Testimony of Julie Tighe, President, Before the New York State Senate Committee on Environmental Conservation
Thank you, Chairman Kaminsky, and members of the committee for holding this hearing. I appreciate the opportunity to testify on behalf of the New York League of Conservation Voters (NYLCV) on the need for climate change legislation. Under my leadership, addressing climate change is our top priority, with a focus on expediting the siting of renewable energy, reducing emissions, in particular from the transportation and building sectors, and making our state more resilient.
We have known about the threats posed by climate change for decades, and last year both the International Panel on Climate Change (IPCC) and the Fourth National Climate Assessment warned that we are running out of time to avoid catastrophic climate change. Simply put, we have less than 12 years to sharply reduce our greenhouse gas (GHG) emissions and about 30 years to reduce our net GHG emissions as close to zero as we can get. In short – we need to stop talking about acting on climate change and actually take action.
In many ways, New York State is already moving ahead while Washington, DC ducks. New York is leading the charge on climate through the Regional Greenhouse Gas Initiative and numerous administrative efforts, including NY Sun, RechargeNY, eVolveNY, and last year’s energy efficiency mandate. It has made commitments to offshore wind, the U.S. Climate Alliance, and participation in multi-state programs, and has been having conversations about addressing emissions from the transportation sector including the Zero Emission Vehicle initiative. We have long had goals of getting 50% of our electricity from renewable energy by 2030 and reducing emissions 40% by 2030 and 80% by 2050. These actions are laudable and serve as a platform for achieving more aggressive climate objectives.
But until now, there has been no serious path forward toward a statutory framework to achieve these goals. Today, we are in a very different place, thanks to the many who have been championing the Climate and Community Protection Act, which in many ways serves as the foundation for the Governor’s proposed Climate Leadership Act.
For the first time, the Senate, Assembly, and Governor all have a desire – and the political will – to collectively make New York the national leader on climate change. I commend you for holding these hearings to ensure that the legislation that moves forward is meaningful, sets aggressive goals and objectives, and is achievable. It is NYLCV’s strong hope that 2019 is the year we can all get together to enact a bill that will set us on a path to achieve significant emissions reductions across all sectors.
There are many commonalities between the CCPA and Climate Leadership Act that provide the necessary basis of any comprehensive climate legislation. First, both have the critical provision of firm statutory goals. It is clear that the power sector has a path forward to achieve zero emissions and putting that in the statute at this time makes sense. In addition, both bills call for the need to address anthropogenic emissions from the rest of the economy – which is imperative. We need to find paths to achieve net-zero emissions from the transportation, building, agricultural, manufacturing, and other sectors in order to meaningfully do our part to slow the pace of climate change.
While NYLCV strongly believes that we should strive to reduce our emissions as close to zero as we can, it is not physically possible to have zero anthropogenic GHG emissions. What we can strive for, and what the legislation should enshrine in law, is to get our emissions low enough that the remainder can be offset by natural and working lands and negative emissions technologies. We must continue to build up our community resilience by expanding the Community Risk and Resiliency Act. We need interim goals to ensure that progress is being made and that we are on a glide path to meeting those objectives – or offer an opportunity to make a course correction should we be falling short.

• MATERIAL PROVIDED:
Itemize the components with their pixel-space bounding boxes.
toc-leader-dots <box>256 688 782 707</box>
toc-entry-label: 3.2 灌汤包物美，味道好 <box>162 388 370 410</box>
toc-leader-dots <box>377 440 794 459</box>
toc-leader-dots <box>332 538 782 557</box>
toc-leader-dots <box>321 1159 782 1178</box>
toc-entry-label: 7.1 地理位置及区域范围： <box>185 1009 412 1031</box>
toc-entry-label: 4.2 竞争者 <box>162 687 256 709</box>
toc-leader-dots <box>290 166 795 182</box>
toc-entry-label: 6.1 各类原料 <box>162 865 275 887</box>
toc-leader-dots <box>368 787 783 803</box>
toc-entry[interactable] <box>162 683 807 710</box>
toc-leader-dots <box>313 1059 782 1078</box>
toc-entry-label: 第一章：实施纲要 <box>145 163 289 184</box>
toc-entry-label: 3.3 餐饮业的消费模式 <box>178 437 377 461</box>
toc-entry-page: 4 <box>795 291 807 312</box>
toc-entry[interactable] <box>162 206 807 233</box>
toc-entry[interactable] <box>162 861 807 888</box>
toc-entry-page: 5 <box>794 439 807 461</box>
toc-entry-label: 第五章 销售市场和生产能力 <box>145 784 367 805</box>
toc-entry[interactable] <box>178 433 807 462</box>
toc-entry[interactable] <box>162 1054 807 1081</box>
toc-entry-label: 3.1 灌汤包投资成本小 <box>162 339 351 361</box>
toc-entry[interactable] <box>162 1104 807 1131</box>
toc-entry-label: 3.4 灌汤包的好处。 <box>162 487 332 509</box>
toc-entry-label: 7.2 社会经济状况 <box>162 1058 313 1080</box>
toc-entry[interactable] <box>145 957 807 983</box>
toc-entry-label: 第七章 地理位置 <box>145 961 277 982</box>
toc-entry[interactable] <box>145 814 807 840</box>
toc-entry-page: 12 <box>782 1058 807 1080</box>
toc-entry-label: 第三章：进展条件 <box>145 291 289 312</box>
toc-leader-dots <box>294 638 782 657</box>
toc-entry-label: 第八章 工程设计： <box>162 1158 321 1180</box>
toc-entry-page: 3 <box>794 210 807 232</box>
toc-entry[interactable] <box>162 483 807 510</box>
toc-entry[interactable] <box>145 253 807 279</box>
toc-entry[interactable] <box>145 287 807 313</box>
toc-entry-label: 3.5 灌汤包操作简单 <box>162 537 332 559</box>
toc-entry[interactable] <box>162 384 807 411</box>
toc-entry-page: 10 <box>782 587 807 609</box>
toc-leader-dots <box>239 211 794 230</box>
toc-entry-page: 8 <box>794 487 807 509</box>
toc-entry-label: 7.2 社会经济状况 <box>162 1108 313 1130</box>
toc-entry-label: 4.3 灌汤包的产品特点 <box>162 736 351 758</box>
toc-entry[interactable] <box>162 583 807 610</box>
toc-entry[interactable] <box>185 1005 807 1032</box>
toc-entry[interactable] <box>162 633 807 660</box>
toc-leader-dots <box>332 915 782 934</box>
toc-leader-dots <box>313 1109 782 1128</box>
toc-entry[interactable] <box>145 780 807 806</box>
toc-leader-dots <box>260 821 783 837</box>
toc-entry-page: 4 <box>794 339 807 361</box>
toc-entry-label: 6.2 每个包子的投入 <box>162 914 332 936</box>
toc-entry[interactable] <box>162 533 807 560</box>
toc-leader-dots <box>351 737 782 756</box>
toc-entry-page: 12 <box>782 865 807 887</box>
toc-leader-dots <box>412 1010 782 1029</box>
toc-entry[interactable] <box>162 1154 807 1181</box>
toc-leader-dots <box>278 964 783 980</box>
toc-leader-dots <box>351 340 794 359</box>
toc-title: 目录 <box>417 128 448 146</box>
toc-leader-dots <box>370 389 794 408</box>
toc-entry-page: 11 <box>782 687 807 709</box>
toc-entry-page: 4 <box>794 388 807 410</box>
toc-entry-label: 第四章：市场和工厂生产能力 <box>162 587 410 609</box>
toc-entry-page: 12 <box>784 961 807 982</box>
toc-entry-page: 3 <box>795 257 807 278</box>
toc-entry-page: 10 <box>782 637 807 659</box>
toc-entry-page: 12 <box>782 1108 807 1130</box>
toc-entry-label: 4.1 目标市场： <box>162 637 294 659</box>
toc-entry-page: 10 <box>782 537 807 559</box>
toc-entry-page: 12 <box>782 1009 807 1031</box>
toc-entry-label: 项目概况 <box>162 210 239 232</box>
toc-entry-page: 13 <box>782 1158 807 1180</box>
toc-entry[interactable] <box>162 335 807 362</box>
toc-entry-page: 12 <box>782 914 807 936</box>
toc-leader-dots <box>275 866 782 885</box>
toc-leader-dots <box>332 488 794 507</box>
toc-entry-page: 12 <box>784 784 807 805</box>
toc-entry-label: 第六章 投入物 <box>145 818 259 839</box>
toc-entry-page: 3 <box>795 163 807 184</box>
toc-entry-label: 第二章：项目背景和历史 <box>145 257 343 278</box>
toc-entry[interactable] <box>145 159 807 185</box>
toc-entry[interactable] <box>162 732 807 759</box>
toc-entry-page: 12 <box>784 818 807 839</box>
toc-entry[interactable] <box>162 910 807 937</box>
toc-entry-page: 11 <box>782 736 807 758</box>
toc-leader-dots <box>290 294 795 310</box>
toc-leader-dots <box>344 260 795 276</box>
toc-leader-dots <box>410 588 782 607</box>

• STATED TASK: From the climate legislation testimony, quote the passage starting at "But until now, there" and ending at "Climate Leadership Act.".

• WORKED SOLUTION:
But until now, there has been no serious path forward toward a statutory framework to achieve these goals. Today, we are in a very different place, thanks to the many who have been championing the Climate and Community Protection Act, which in many ways serves as the foundation for the Governor’s proposed Climate Leadership Act.